> What you should do
Transcribe the full listing exactly, and drop every picture.

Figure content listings
◆ ◆ ◆ ◆ ◆ ◆ ◆
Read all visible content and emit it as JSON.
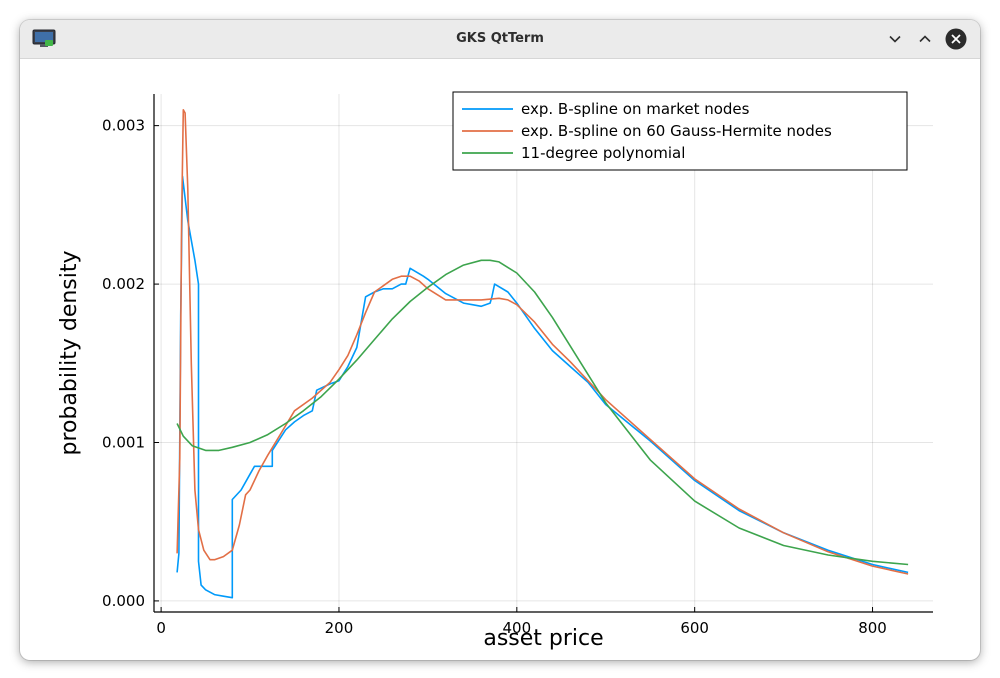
{
  "window": {
    "title": "GKS QtTerm",
    "icons": {
      "app": "monitor-icon",
      "minimize": "chevron-down-icon",
      "maximize": "chevron-up-icon",
      "close": "close-icon"
    }
  },
  "chart_data": {
    "type": "line",
    "title": "",
    "xlabel": "asset price",
    "ylabel": "probability density",
    "xlim": [
      -8,
      868
    ],
    "ylim": [
      -7e-05,
      0.0032
    ],
    "xticks": [
      0,
      200,
      400,
      600,
      800
    ],
    "xtick_labels": [
      "0",
      "200",
      "400",
      "600",
      "800"
    ],
    "yticks": [
      0,
      0.001,
      0.002,
      0.003
    ],
    "ytick_labels": [
      "0.000",
      "0.001",
      "0.002",
      "0.003"
    ],
    "grid": true,
    "legend_position": "top-right",
    "series": [
      {
        "name": "exp. B-spline on market nodes",
        "color": "#009AFA",
        "x": [
          18,
          20,
          22,
          24,
          30,
          38,
          42,
          42,
          45,
          50,
          60,
          70,
          80,
          80,
          90,
          100,
          105,
          110,
          120,
          125,
          125,
          140,
          150,
          160,
          170,
          175,
          190,
          200,
          210,
          220,
          230,
          240,
          250,
          260,
          270,
          272,
          275,
          280,
          295,
          300,
          320,
          340,
          350,
          360,
          370,
          372,
          375,
          390,
          400,
          420,
          440,
          460,
          480,
          500,
          550,
          600,
          650,
          700,
          750,
          800,
          840
        ],
        "y": [
          0.00018,
          0.0003,
          0.0018,
          0.00268,
          0.0024,
          0.00215,
          0.002,
          0.00025,
          0.0001,
          7e-05,
          4e-05,
          3e-05,
          2e-05,
          0.00064,
          0.0007,
          0.0008,
          0.00085,
          0.00085,
          0.00085,
          0.00085,
          0.00095,
          0.00108,
          0.00113,
          0.00117,
          0.0012,
          0.00133,
          0.00137,
          0.00139,
          0.00148,
          0.0016,
          0.00192,
          0.00195,
          0.00197,
          0.00197,
          0.002,
          0.002,
          0.002,
          0.0021,
          0.00205,
          0.00203,
          0.00194,
          0.00188,
          0.00187,
          0.00186,
          0.00188,
          0.00192,
          0.002,
          0.00195,
          0.00188,
          0.00172,
          0.00158,
          0.00148,
          0.00138,
          0.00124,
          0.00101,
          0.00076,
          0.00057,
          0.00043,
          0.00032,
          0.00023,
          0.00018
        ]
      },
      {
        "name": "exp. B-spline on 60 Gauss-Hermite nodes",
        "color": "#E26F46",
        "x": [
          18,
          21,
          23,
          25,
          27,
          30,
          34,
          38,
          42,
          48,
          55,
          60,
          70,
          80,
          88,
          95,
          100,
          110,
          120,
          135,
          150,
          170,
          190,
          200,
          210,
          220,
          230,
          240,
          250,
          260,
          270,
          280,
          290,
          300,
          320,
          340,
          360,
          380,
          390,
          400,
          420,
          440,
          460,
          480,
          500,
          550,
          600,
          650,
          700,
          750,
          800,
          840
        ],
        "y": [
          0.0003,
          0.0009,
          0.0024,
          0.0031,
          0.00308,
          0.0026,
          0.0015,
          0.0007,
          0.00045,
          0.00032,
          0.00026,
          0.00026,
          0.00028,
          0.00032,
          0.00048,
          0.00067,
          0.0007,
          0.00082,
          0.00092,
          0.00106,
          0.0012,
          0.00128,
          0.00138,
          0.00146,
          0.00155,
          0.00168,
          0.00182,
          0.00195,
          0.00199,
          0.00203,
          0.00205,
          0.00205,
          0.00202,
          0.00197,
          0.0019,
          0.0019,
          0.0019,
          0.00191,
          0.0019,
          0.00187,
          0.00176,
          0.00162,
          0.00151,
          0.00139,
          0.00127,
          0.00102,
          0.00077,
          0.00058,
          0.00043,
          0.00031,
          0.00022,
          0.00017
        ]
      },
      {
        "name": "11-degree polynomial",
        "color": "#3DA44D",
        "x": [
          18,
          25,
          35,
          50,
          65,
          80,
          100,
          120,
          140,
          160,
          180,
          200,
          220,
          240,
          260,
          280,
          300,
          320,
          340,
          360,
          370,
          380,
          400,
          420,
          440,
          460,
          480,
          500,
          550,
          600,
          650,
          700,
          750,
          800,
          840
        ],
        "y": [
          0.00112,
          0.00104,
          0.00098,
          0.00095,
          0.00095,
          0.00097,
          0.001,
          0.00105,
          0.00112,
          0.0012,
          0.00129,
          0.0014,
          0.00152,
          0.00165,
          0.00178,
          0.00189,
          0.00198,
          0.00206,
          0.00212,
          0.00215,
          0.00215,
          0.00214,
          0.00207,
          0.00195,
          0.00179,
          0.00161,
          0.00143,
          0.00125,
          0.00089,
          0.00063,
          0.00046,
          0.00035,
          0.00029,
          0.00025,
          0.00023
        ]
      }
    ]
  }
}
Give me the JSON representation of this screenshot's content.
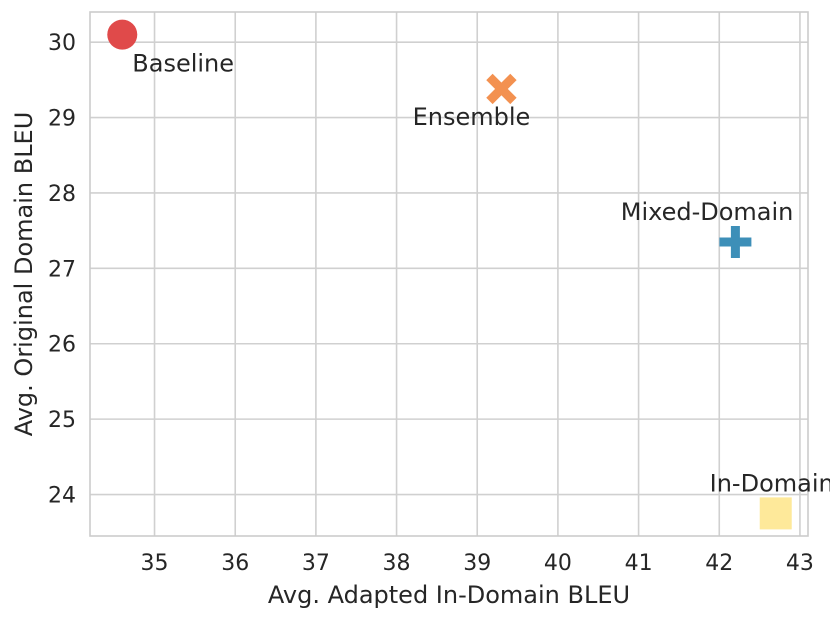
{
  "chart_data": {
    "type": "scatter",
    "title": "",
    "xlabel": "Avg. Adapted In-Domain BLEU",
    "ylabel": "Avg. Original Domain BLEU",
    "xlim": [
      34.2,
      43.1
    ],
    "ylim": [
      23.45,
      30.4
    ],
    "xticks": [
      35,
      36,
      37,
      38,
      39,
      40,
      41,
      42,
      43
    ],
    "yticks": [
      24,
      25,
      26,
      27,
      28,
      29,
      30
    ],
    "grid": true,
    "points": [
      {
        "label": "Baseline",
        "x": 34.6,
        "y": 30.1,
        "marker": "circle",
        "color": "#e04a4a",
        "label_pos": "below-right"
      },
      {
        "label": "Ensemble",
        "x": 39.3,
        "y": 29.38,
        "marker": "x",
        "color": "#f39150",
        "label_pos": "below"
      },
      {
        "label": "Mixed-Domain",
        "x": 42.2,
        "y": 27.35,
        "marker": "plus",
        "color": "#3d8fb8",
        "label_pos": "above-left"
      },
      {
        "label": "In-Domain",
        "x": 42.7,
        "y": 23.75,
        "marker": "square",
        "color": "#fee99a",
        "label_pos": "above-left"
      }
    ]
  }
}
◆ ◆ ◆ ◆ ◆ ◆ ◆
> Output of the exercise
Read all visible content and emit it as JSON.
{
  "window": {
    "title": "GKS QtTerm",
    "icons": {
      "app": "monitor-icon",
      "minimize": "chevron-down-icon",
      "maximize": "chevron-up-icon",
      "close": "close-icon"
    }
  },
  "chart_data": {
    "type": "line",
    "title": "",
    "xlabel": "asset price",
    "ylabel": "probability density",
    "xlim": [
      -8,
      868
    ],
    "ylim": [
      -7e-05,
      0.0032
    ],
    "xticks": [
      0,
      200,
      400,
      600,
      800
    ],
    "xtick_labels": [
      "0",
      "200",
      "400",
      "600",
      "800"
    ],
    "yticks": [
      0,
      0.001,
      0.002,
      0.003
    ],
    "ytick_labels": [
      "0.000",
      "0.001",
      "0.002",
      "0.003"
    ],
    "grid": true,
    "legend_position": "top-right",
    "series": [
      {
        "name": "exp. B-spline on market nodes",
        "color": "#009AFA",
        "x": [
          18,
          20,
          22,
          24,
          30,
          38,
          42,
          42,
          45,
          50,
          60,
          70,
          80,
          80,
          90,
          100,
          105,
          110,
          120,
          125,
          125,
          140,
          150,
          160,
          170,
          175,
          190,
          200,
          210,
          220,
          230,
          240,
          250,
          260,
          270,
          272,
          275,
          280,
          295,
          300,
          320,
          340,
          350,
          360,
          370,
          372,
          375,
          390,
          400,
          420,
          440,
          460,
          480,
          500,
          550,
          600,
          650,
          700,
          750,
          800,
          840
        ],
        "y": [
          0.00018,
          0.0003,
          0.0018,
          0.00268,
          0.0024,
          0.00215,
          0.002,
          0.00025,
          0.0001,
          7e-05,
          4e-05,
          3e-05,
          2e-05,
          0.00064,
          0.0007,
          0.0008,
          0.00085,
          0.00085,
          0.00085,
          0.00085,
          0.00095,
          0.00108,
          0.00113,
          0.00117,
          0.0012,
          0.00133,
          0.00137,
          0.00139,
          0.00148,
          0.0016,
          0.00192,
          0.00195,
          0.00197,
          0.00197,
          0.002,
          0.002,
          0.002,
          0.0021,
          0.00205,
          0.00203,
          0.00194,
          0.00188,
          0.00187,
          0.00186,
          0.00188,
          0.00192,
          0.002,
          0.00195,
          0.00188,
          0.00172,
          0.00158,
          0.00148,
          0.00138,
          0.00124,
          0.00101,
          0.00076,
          0.00057,
          0.00043,
          0.00032,
          0.00023,
          0.00018
        ]
      },
      {
        "name": "exp. B-spline on 60 Gauss-Hermite nodes",
        "color": "#E26F46",
        "x": [
          18,
          21,
          23,
          25,
          27,
          30,
          34,
          38,
          42,
          48,
          55,
          60,
          70,
          80,
          88,
          95,
          100,
          110,
          120,
          135,
          150,
          170,
          190,
          200,
          210,
          220,
          230,
          240,
          250,
          260,
          270,
          280,
          290,
          300,
          320,
          340,
          360,
          380,
          390,
          400,
          420,
          440,
          460,
          480,
          500,
          550,
          600,
          650,
          700,
          750,
          800,
          840
        ],
        "y": [
          0.0003,
          0.0009,
          0.0024,
          0.0031,
          0.00308,
          0.0026,
          0.0015,
          0.0007,
          0.00045,
          0.00032,
          0.00026,
          0.00026,
          0.00028,
          0.00032,
          0.00048,
          0.00067,
          0.0007,
          0.00082,
          0.00092,
          0.00106,
          0.0012,
          0.00128,
          0.00138,
          0.00146,
          0.00155,
          0.00168,
          0.00182,
          0.00195,
          0.00199,
          0.00203,
          0.00205,
          0.00205,
          0.00202,
          0.00197,
          0.0019,
          0.0019,
          0.0019,
          0.00191,
          0.0019,
          0.00187,
          0.00176,
          0.00162,
          0.00151,
          0.00139,
          0.00127,
          0.00102,
          0.00077,
          0.00058,
          0.00043,
          0.00031,
          0.00022,
          0.00017
        ]
      },
      {
        "name": "11-degree polynomial",
        "color": "#3DA44D",
        "x": [
          18,
          25,
          35,
          50,
          65,
          80,
          100,
          120,
          140,
          160,
          180,
          200,
          220,
          240,
          260,
          280,
          300,
          320,
          340,
          360,
          370,
          380,
          400,
          420,
          440,
          460,
          480,
          500,
          550,
          600,
          650,
          700,
          750,
          800,
          840
        ],
        "y": [
          0.00112,
          0.00104,
          0.00098,
          0.00095,
          0.00095,
          0.00097,
          0.001,
          0.00105,
          0.00112,
          0.0012,
          0.00129,
          0.0014,
          0.00152,
          0.00165,
          0.00178,
          0.00189,
          0.00198,
          0.00206,
          0.00212,
          0.00215,
          0.00215,
          0.00214,
          0.00207,
          0.00195,
          0.00179,
          0.00161,
          0.00143,
          0.00125,
          0.00089,
          0.00063,
          0.00046,
          0.00035,
          0.00029,
          0.00025,
          0.00023
        ]
      }
    ]
  }
}
Give me the JSON representation of this screenshot's content.
{
  "chart_data": {
    "type": "scatter",
    "title": "",
    "xlabel": "Avg. Adapted In-Domain BLEU",
    "ylabel": "Avg. Original Domain BLEU",
    "xlim": [
      34.2,
      43.1
    ],
    "ylim": [
      23.45,
      30.4
    ],
    "xticks": [
      35,
      36,
      37,
      38,
      39,
      40,
      41,
      42,
      43
    ],
    "yticks": [
      24,
      25,
      26,
      27,
      28,
      29,
      30
    ],
    "grid": true,
    "points": [
      {
        "label": "Baseline",
        "x": 34.6,
        "y": 30.1,
        "marker": "circle",
        "color": "#e04a4a",
        "label_pos": "below-right"
      },
      {
        "label": "Ensemble",
        "x": 39.3,
        "y": 29.38,
        "marker": "x",
        "color": "#f39150",
        "label_pos": "below"
      },
      {
        "label": "Mixed-Domain",
        "x": 42.2,
        "y": 27.35,
        "marker": "plus",
        "color": "#3d8fb8",
        "label_pos": "above-left"
      },
      {
        "label": "In-Domain",
        "x": 42.7,
        "y": 23.75,
        "marker": "square",
        "color": "#fee99a",
        "label_pos": "above-left"
      }
    ]
  }
}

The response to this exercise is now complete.